▶ _WHAT YOU ARE ASKED TO DO_:
Reproduce the listing verbatim.

____________________

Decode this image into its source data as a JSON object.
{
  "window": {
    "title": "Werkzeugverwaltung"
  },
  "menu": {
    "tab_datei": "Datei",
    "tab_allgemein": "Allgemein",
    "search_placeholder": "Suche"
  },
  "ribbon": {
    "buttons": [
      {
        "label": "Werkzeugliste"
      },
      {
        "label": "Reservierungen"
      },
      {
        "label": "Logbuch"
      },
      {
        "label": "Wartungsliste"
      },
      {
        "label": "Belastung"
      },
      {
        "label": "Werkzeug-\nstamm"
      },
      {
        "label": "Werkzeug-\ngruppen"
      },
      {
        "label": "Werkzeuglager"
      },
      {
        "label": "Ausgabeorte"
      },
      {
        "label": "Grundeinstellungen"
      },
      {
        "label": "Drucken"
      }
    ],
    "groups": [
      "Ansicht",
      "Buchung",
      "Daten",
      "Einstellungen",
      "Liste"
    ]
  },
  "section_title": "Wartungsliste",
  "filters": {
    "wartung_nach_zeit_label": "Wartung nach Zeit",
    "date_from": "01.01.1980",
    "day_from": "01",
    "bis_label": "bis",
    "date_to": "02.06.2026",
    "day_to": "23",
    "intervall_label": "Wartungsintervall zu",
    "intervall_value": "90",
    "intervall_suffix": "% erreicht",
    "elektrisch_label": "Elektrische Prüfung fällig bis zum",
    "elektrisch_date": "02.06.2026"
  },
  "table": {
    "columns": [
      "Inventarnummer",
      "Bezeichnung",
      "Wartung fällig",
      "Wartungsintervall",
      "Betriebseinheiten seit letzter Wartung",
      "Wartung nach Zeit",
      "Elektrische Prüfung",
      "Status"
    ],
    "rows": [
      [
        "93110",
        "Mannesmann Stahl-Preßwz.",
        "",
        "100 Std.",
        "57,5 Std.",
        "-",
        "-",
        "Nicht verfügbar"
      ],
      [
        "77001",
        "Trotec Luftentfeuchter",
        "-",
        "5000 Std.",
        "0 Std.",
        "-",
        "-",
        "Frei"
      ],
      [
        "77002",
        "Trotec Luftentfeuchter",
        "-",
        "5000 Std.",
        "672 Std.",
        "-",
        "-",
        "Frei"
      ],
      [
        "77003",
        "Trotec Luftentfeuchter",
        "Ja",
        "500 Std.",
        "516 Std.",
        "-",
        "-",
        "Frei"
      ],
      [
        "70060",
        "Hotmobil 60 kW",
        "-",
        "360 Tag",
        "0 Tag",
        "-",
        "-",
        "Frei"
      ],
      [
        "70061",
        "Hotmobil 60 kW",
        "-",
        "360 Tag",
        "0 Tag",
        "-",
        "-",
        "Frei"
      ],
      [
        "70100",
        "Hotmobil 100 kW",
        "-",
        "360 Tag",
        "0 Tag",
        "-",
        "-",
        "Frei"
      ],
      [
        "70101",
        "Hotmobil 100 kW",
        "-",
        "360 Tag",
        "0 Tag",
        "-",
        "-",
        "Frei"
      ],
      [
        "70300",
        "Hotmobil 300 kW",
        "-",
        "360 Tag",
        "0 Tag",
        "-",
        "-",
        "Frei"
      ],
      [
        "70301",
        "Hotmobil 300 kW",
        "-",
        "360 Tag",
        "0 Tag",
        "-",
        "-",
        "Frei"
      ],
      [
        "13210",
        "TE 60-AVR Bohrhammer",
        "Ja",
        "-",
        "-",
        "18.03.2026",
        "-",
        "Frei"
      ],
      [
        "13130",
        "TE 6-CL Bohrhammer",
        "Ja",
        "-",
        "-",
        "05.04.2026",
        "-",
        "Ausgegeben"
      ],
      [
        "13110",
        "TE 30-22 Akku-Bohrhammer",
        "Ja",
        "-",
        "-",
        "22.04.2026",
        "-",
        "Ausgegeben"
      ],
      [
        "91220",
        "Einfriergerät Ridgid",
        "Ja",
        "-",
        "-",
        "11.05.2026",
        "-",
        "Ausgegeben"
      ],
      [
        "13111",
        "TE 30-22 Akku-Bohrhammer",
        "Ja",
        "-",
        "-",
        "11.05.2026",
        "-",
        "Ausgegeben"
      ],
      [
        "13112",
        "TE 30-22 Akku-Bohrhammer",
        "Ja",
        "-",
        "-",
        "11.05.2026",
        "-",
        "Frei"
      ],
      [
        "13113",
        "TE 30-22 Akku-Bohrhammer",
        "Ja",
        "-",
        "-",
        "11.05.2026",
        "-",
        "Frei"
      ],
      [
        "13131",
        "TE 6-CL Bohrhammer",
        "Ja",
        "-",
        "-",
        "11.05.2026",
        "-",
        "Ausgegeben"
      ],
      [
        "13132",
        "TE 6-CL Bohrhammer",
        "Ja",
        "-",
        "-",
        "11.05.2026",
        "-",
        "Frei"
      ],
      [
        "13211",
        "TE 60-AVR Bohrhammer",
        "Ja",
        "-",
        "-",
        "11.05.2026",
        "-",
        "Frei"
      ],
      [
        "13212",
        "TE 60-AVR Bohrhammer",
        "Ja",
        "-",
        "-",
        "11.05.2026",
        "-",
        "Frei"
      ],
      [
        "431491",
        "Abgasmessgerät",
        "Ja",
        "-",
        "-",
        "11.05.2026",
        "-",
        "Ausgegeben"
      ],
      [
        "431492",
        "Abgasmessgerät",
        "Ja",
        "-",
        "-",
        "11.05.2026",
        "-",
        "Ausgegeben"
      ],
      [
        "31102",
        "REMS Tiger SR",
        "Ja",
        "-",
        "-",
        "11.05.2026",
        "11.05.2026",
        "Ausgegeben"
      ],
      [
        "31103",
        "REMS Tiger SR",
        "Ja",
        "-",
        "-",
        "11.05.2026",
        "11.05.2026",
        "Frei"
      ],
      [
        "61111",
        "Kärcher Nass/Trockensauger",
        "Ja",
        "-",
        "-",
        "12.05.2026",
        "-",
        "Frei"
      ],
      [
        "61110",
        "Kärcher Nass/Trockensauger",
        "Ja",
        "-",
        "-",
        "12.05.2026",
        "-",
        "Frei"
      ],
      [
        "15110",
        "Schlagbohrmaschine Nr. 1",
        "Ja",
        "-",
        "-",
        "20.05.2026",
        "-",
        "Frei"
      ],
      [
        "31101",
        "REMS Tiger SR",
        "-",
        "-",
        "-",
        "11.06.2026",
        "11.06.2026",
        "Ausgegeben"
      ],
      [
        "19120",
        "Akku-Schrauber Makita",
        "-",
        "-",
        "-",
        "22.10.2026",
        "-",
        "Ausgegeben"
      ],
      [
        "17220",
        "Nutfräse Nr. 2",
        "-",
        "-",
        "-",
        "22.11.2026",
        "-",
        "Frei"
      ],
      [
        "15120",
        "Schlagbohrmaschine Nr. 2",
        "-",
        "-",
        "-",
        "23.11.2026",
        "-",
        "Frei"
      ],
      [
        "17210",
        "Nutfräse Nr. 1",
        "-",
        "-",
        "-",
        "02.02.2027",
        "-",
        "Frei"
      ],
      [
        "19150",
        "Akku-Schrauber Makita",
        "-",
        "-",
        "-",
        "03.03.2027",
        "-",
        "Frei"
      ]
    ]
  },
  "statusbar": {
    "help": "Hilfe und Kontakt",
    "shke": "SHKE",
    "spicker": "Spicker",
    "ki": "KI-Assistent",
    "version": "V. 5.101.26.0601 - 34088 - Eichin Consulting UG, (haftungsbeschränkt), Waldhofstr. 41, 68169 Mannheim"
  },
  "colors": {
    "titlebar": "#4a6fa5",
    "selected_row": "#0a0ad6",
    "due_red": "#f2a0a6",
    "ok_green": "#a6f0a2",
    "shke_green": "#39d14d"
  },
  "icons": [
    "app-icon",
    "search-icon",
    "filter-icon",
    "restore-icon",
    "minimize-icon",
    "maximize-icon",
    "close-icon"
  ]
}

____________________

▶ _EXERCISE RESULT_:
Decode this image into its source data as a JSON object.
{
  "window": {
    "title": "Werkzeugverwaltung"
  },
  "menu": {
    "tab_datei": "Datei",
    "tab_allgemein": "Allgemein",
    "search_placeholder": "Suche"
  },
  "ribbon": {
    "buttons": [
      {
        "label": "Werkzeugliste"
      },
      {
        "label": "Reservierungen"
      },
      {
        "label": "Logbuch"
      },
      {
        "label": "Wartungsliste"
      },
      {
        "label": "Belastung"
      },
      {
        "label": "Werkzeug-\nstamm"
      },
      {
        "label": "Werkzeug-\ngruppen"
      },
      {
        "label": "Werkzeuglager"
      },
      {
        "label": "Ausgabeorte"
      },
      {
        "label": "Grundeinstellungen"
      },
      {
        "label": "Drucken"
      }
    ],
    "groups": [
      "Ansicht",
      "Buchung",
      "Daten",
      "Einstellungen",
      "Liste"
    ]
  },
  "section_title": "Wartungsliste",
  "filters": {
    "wartung_nach_zeit_label": "Wartung nach Zeit",
    "date_from": "01.01.1980",
    "day_from": "01",
    "bis_label": "bis",
    "date_to": "02.06.2026",
    "day_to": "23",
    "intervall_label": "Wartungsintervall zu",
    "intervall_value": "90",
    "intervall_suffix": "% erreicht",
    "elektrisch_label": "Elektrische Prüfung fällig bis zum",
    "elektrisch_date": "02.06.2026"
  },
  "table": {
    "columns": [
      "Inventarnummer",
      "Bezeichnung",
      "Wartung fällig",
      "Wartungsintervall",
      "Betriebseinheiten seit letzter Wartung",
      "Wartung nach Zeit",
      "Elektrische Prüfung",
      "Status"
    ],
    "rows": [
      [
        "93110",
        "Mannesmann Stahl-Preßwz.",
        "",
        "100 Std.",
        "57,5 Std.",
        "-",
        "-",
        "Nicht verfügbar"
      ],
      [
        "77001",
        "Trotec Luftentfeuchter",
        "-",
        "5000 Std.",
        "0 Std.",
        "-",
        "-",
        "Frei"
      ],
      [
        "77002",
        "Trotec Luftentfeuchter",
        "-",
        "5000 Std.",
        "672 Std.",
        "-",
        "-",
        "Frei"
      ],
      [
        "77003",
        "Trotec Luftentfeuchter",
        "Ja",
        "500 Std.",
        "516 Std.",
        "-",
        "-",
        "Frei"
      ],
      [
        "70060",
        "Hotmobil 60 kW",
        "-",
        "360 Tag",
        "0 Tag",
        "-",
        "-",
        "Frei"
      ],
      [
        "70061",
        "Hotmobil 60 kW",
        "-",
        "360 Tag",
        "0 Tag",
        "-",
        "-",
        "Frei"
      ],
      [
        "70100",
        "Hotmobil 100 kW",
        "-",
        "360 Tag",
        "0 Tag",
        "-",
        "-",
        "Frei"
      ],
      [
        "70101",
        "Hotmobil 100 kW",
        "-",
        "360 Tag",
        "0 Tag",
        "-",
        "-",
        "Frei"
      ],
      [
        "70300",
        "Hotmobil 300 kW",
        "-",
        "360 Tag",
        "0 Tag",
        "-",
        "-",
        "Frei"
      ],
      [
        "70301",
        "Hotmobil 300 kW",
        "-",
        "360 Tag",
        "0 Tag",
        "-",
        "-",
        "Frei"
      ],
      [
        "13210",
        "TE 60-AVR Bohrhammer",
        "Ja",
        "-",
        "-",
        "18.03.2026",
        "-",
        "Frei"
      ],
      [
        "13130",
        "TE 6-CL Bohrhammer",
        "Ja",
        "-",
        "-",
        "05.04.2026",
        "-",
        "Ausgegeben"
      ],
      [
        "13110",
        "TE 30-22 Akku-Bohrhammer",
        "Ja",
        "-",
        "-",
        "22.04.2026",
        "-",
        "Ausgegeben"
      ],
      [
        "91220",
        "Einfriergerät Ridgid",
        "Ja",
        "-",
        "-",
        "11.05.2026",
        "-",
        "Ausgegeben"
      ],
      [
        "13111",
        "TE 30-22 Akku-Bohrhammer",
        "Ja",
        "-",
        "-",
        "11.05.2026",
        "-",
        "Ausgegeben"
      ],
      [
        "13112",
        "TE 30-22 Akku-Bohrhammer",
        "Ja",
        "-",
        "-",
        "11.05.2026",
        "-",
        "Frei"
      ],
      [
        "13113",
        "TE 30-22 Akku-Bohrhammer",
        "Ja",
        "-",
        "-",
        "11.05.2026",
        "-",
        "Frei"
      ],
      [
        "13131",
        "TE 6-CL Bohrhammer",
        "Ja",
        "-",
        "-",
        "11.05.2026",
        "-",
        "Ausgegeben"
      ],
      [
        "13132",
        "TE 6-CL Bohrhammer",
        "Ja",
        "-",
        "-",
        "11.05.2026",
        "-",
        "Frei"
      ],
      [
        "13211",
        "TE 60-AVR Bohrhammer",
        "Ja",
        "-",
        "-",
        "11.05.2026",
        "-",
        "Frei"
      ],
      [
        "13212",
        "TE 60-AVR Bohrhammer",
        "Ja",
        "-",
        "-",
        "11.05.2026",
        "-",
        "Frei"
      ],
      [
        "431491",
        "Abgasmessgerät",
        "Ja",
        "-",
        "-",
        "11.05.2026",
        "-",
        "Ausgegeben"
      ],
      [
        "431492",
        "Abgasmessgerät",
        "Ja",
        "-",
        "-",
        "11.05.2026",
        "-",
        "Ausgegeben"
      ],
      [
        "31102",
        "REMS Tiger SR",
        "Ja",
        "-",
        "-",
        "11.05.2026",
        "11.05.2026",
        "Ausgegeben"
      ],
      [
        "31103",
        "REMS Tiger SR",
        "Ja",
        "-",
        "-",
        "11.05.2026",
        "11.05.2026",
        "Frei"
      ],
      [
        "61111",
        "Kärcher Nass/Trockensauger",
        "Ja",
        "-",
        "-",
        "12.05.2026",
        "-",
        "Frei"
      ],
      [
        "61110",
        "Kärcher Nass/Trockensauger",
        "Ja",
        "-",
        "-",
        "12.05.2026",
        "-",
        "Frei"
      ],
      [
        "15110",
        "Schlagbohrmaschine Nr. 1",
        "Ja",
        "-",
        "-",
        "20.05.2026",
        "-",
        "Frei"
      ],
      [
        "31101",
        "REMS Tiger SR",
        "-",
        "-",
        "-",
        "11.06.2026",
        "11.06.2026",
        "Ausgegeben"
      ],
      [
        "19120",
        "Akku-Schrauber Makita",
        "-",
        "-",
        "-",
        "22.10.2026",
        "-",
        "Ausgegeben"
      ],
      [
        "17220",
        "Nutfräse Nr. 2",
        "-",
        "-",
        "-",
        "22.11.2026",
        "-",
        "Frei"
      ],
      [
        "15120",
        "Schlagbohrmaschine Nr. 2",
        "-",
        "-",
        "-",
        "23.11.2026",
        "-",
        "Frei"
      ],
      [
        "17210",
        "Nutfräse Nr. 1",
        "-",
        "-",
        "-",
        "02.02.2027",
        "-",
        "Frei"
      ],
      [
        "19150",
        "Akku-Schrauber Makita",
        "-",
        "-",
        "-",
        "03.03.2027",
        "-",
        "Frei"
      ]
    ]
  },
  "statusbar": {
    "help": "Hilfe und Kontakt",
    "shke": "SHKE",
    "spicker": "Spicker",
    "ki": "KI-Assistent",
    "version": "V. 5.101.26.0601 - 34088 - Eichin Consulting UG, (haftungsbeschränkt), Waldhofstr. 41, 68169 Mannheim"
  },
  "colors": {
    "titlebar": "#4a6fa5",
    "selected_row": "#0a0ad6",
    "due_red": "#f2a0a6",
    "ok_green": "#a6f0a2",
    "shke_green": "#39d14d"
  },
  "icons": [
    "app-icon",
    "search-icon",
    "filter-icon",
    "restore-icon",
    "minimize-icon",
    "maximize-icon",
    "close-icon"
  ]
}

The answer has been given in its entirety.